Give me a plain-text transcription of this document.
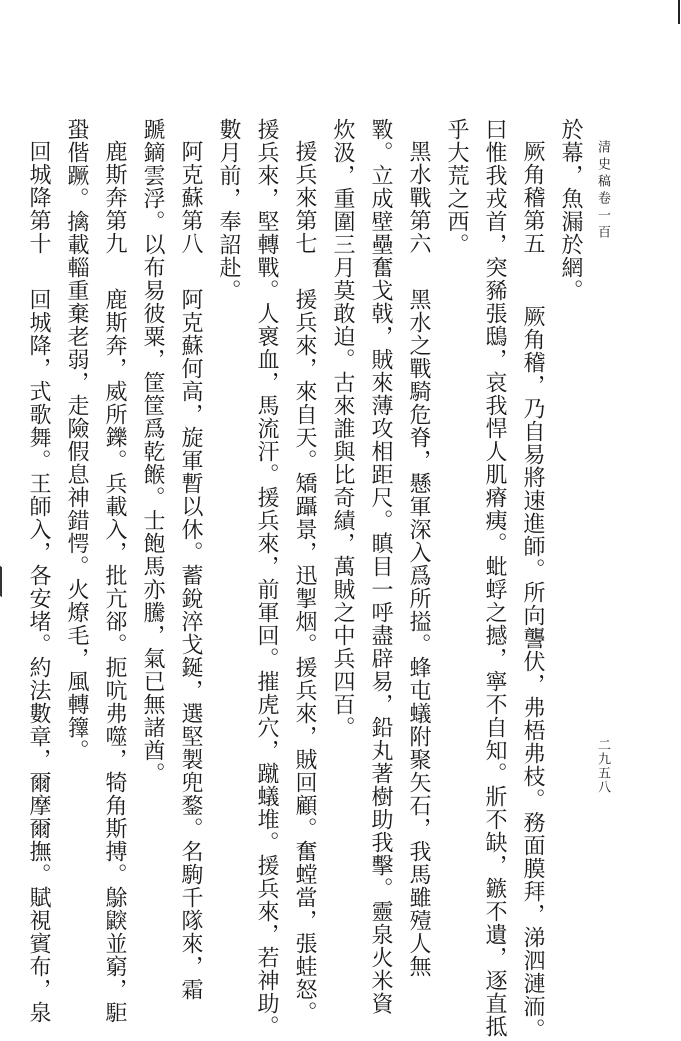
清史稿卷一百
二九五八
於幕，魚漏於網。
厥角稽第五
厥角稽，乃自易將速進師。所向讋伏，弗梧弗枝。務面膜拜，涕泗漣洏。
曰惟我戎首，突豨張鴟，哀我悍人肌瘠痍。蚍蜉之撼，寧不自知。斨不缺，鏃不遺，逐直抵
乎大荒之西。
黑水戰第六
黑水之戰騎危脊，懸軍深入爲所搤。蜂屯蟻附聚矢石，我馬雖殪人無
斁。立成壁壘奮戈戟，賊來薄攻相距尺。瞋目一呼盡辟易，鉛丸著樹助我擊。靈泉火米資
炊汲，重圍三月莫敢迫。古來誰與比奇績，萬賊之中兵四百。
援兵來第七
援兵來，來自天。矯躡景，迅掣烟。援兵來，賊回顧。奮螳當，張蛙怒。
援兵來，堅轉戰。人褱血，馬流汗。援兵來，前軍回。摧虎穴，蹴蟻堆。援兵來，若神助。
數月前，奉詔赴。
阿克蘇第八
阿克蘇何高，旋軍暫以休。蓄銳淬戈鋋，選堅製兜鍪。名駒千隊來，霜
蹏鏑雲浮。以布易彼粟，筐筐爲乾餱。士飽馬亦騰，氣已無諸酋。
鹿斯奔第九
鹿斯奔，威所鑠。兵載入，批亢郤。扼吭弗噬，犄角斯搏。鵌鼵並窮，駏
蛩偕蹶。擒載輜重棄老弱，走險假息神錯愕。火燎毛，風轉籜。
回城降第十
回城降，式歌舞。王師入，各安堵。約法數章，爾摩爾撫。賦視賓布，泉
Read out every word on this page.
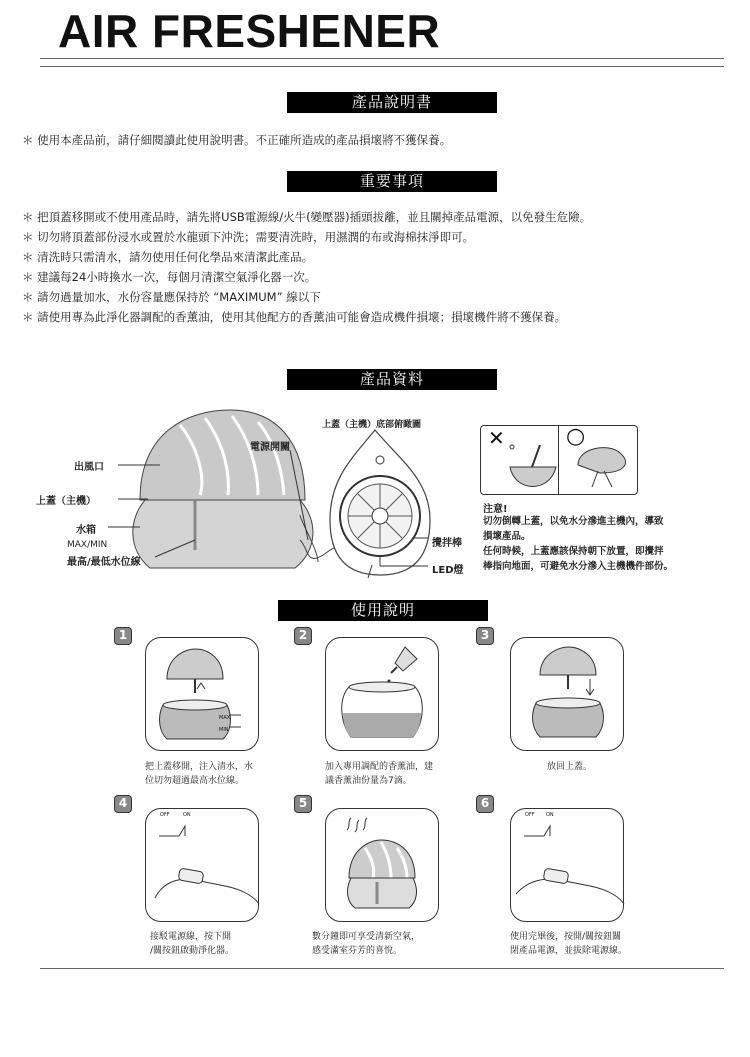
AIR FRESHENER
產品說明書
＊ 使用本產品前，請仔細閱讀此使用說明書。不正確所造成的產品損壞將不獲保養。
重要事項
＊ 把頂蓋移開或不使用產品時，請先將USB電源線/火牛(變壓器)插頭拔離，並且關掉產品電源，以免發生危險。
＊ 切勿將頂蓋部份浸水或置於水龍頭下沖洗；需要清洗時，用濕潤的布或海棉抹淨即可。
＊ 清洗時只需清水，請勿使用任何化學品來清潔此產品。
＊ 建議每24小時換水一次，每個月清潔空氣淨化器一次。
＊ 請勿過量加水，水份容量應保持於 “MAXIMUM” 線以下
＊ 請使用專為此淨化器調配的香薰油，使用其他配方的香薰油可能會造成機件損壞；損壞機件將不獲保養。
產品資料
出風口
上蓋（主機）
水箱
MAX/MIN
最高/最低水位線
電源開關
上蓋（主機）底部俯瞰圖
攪拌棒
LED燈
✕	○
注意!
切勿倒轉上蓋，以免水分滲進主機內，導致
損壞產品。
任何時候，上蓋應該保持朝下放置，即攪拌
棒指向地面，可避免水分滲入主機機件部份。
使用說明
1
MAX
MIN
把上蓋移開，注入清水，水
位切勿超過最高水位線。
2
加入專用調配的香薰油，建
議香薰油份量為7滴。
3
放回上蓋。
4
OFF	ON
接駁電源線，按下開
/關按鈕啟動淨化器。
5
數分鐘即可享受清新空氣，
感受滿室芬芳的喜悅。
6
OFF ON
使用完畢後，按開/關按鈕關
閉產品電源，並拔除電源線。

☆ ☆ ☆ ☆

What is required
Quote the preceding records in their entirety, excluding every picture.

Completed exercise
Give me a plain-text transcription of this document.
清史稿卷一百
二九五八
於幕，魚漏於網。
厥角稽第五
厥角稽，乃自易將速進師。所向讋伏，弗梧弗枝。務面膜拜，涕泗漣洏。
曰惟我戎首，突豨張鴟，哀我悍人肌瘠痍。蚍蜉之撼，寧不自知。斨不缺，鏃不遺，逐直抵
乎大荒之西。
黑水戰第六
黑水之戰騎危脊，懸軍深入爲所搤。蜂屯蟻附聚矢石，我馬雖殪人無
斁。立成壁壘奮戈戟，賊來薄攻相距尺。瞋目一呼盡辟易，鉛丸著樹助我擊。靈泉火米資
炊汲，重圍三月莫敢迫。古來誰與比奇績，萬賊之中兵四百。
援兵來第七
援兵來，來自天。矯躡景，迅掣烟。援兵來，賊回顧。奮螳當，張蛙怒。
援兵來，堅轉戰。人褱血，馬流汗。援兵來，前軍回。摧虎穴，蹴蟻堆。援兵來，若神助。
數月前，奉詔赴。
阿克蘇第八
阿克蘇何高，旋軍暫以休。蓄銳淬戈鋋，選堅製兜鍪。名駒千隊來，霜
蹏鏑雲浮。以布易彼粟，筐筐爲乾餱。士飽馬亦騰，氣已無諸酋。
鹿斯奔第九
鹿斯奔，威所鑠。兵載入，批亢郤。扼吭弗噬，犄角斯搏。鵌鼵並窮，駏
蛩偕蹶。擒載輜重棄老弱，走險假息神錯愕。火燎毛，風轉籜。
回城降第十
回城降，式歌舞。王師入，各安堵。約法數章，爾摩爾撫。賦視賓布，泉
Read out every word on this page.
AIR FRESHENER
產品說明書
＊ 使用本產品前，請仔細閱讀此使用說明書。不正確所造成的產品損壞將不獲保養。
重要事項
＊ 把頂蓋移開或不使用產品時，請先將USB電源線/火牛(變壓器)插頭拔離，並且關掉產品電源，以免發生危險。
＊ 切勿將頂蓋部份浸水或置於水龍頭下沖洗；需要清洗時，用濕潤的布或海棉抹淨即可。
＊ 清洗時只需清水，請勿使用任何化學品來清潔此產品。
＊ 建議每24小時換水一次，每個月清潔空氣淨化器一次。
＊ 請勿過量加水，水份容量應保持於 “MAXIMUM” 線以下
＊ 請使用專為此淨化器調配的香薰油，使用其他配方的香薰油可能會造成機件損壞；損壞機件將不獲保養。
產品資料
出風口
上蓋（主機）
水箱
MAX/MIN
最高/最低水位線
電源開關
上蓋（主機）底部俯瞰圖
攪拌棒
LED燈
✕	○
注意!
切勿倒轉上蓋，以免水分滲進主機內，導致
損壞產品。
任何時候，上蓋應該保持朝下放置，即攪拌
棒指向地面，可避免水分滲入主機機件部份。
使用說明
1
MAX
MIN
把上蓋移開，注入清水，水
位切勿超過最高水位線。
2
加入專用調配的香薰油，建
議香薰油份量為7滴。
3
放回上蓋。
4
OFF	ON
接駁電源線，按下開
/關按鈕啟動淨化器。
5
數分鐘即可享受清新空氣，
感受滿室芬芳的喜悅。
6
OFF ON
使用完畢後，按開/關按鈕關
閉產品電源，並拔除電源線。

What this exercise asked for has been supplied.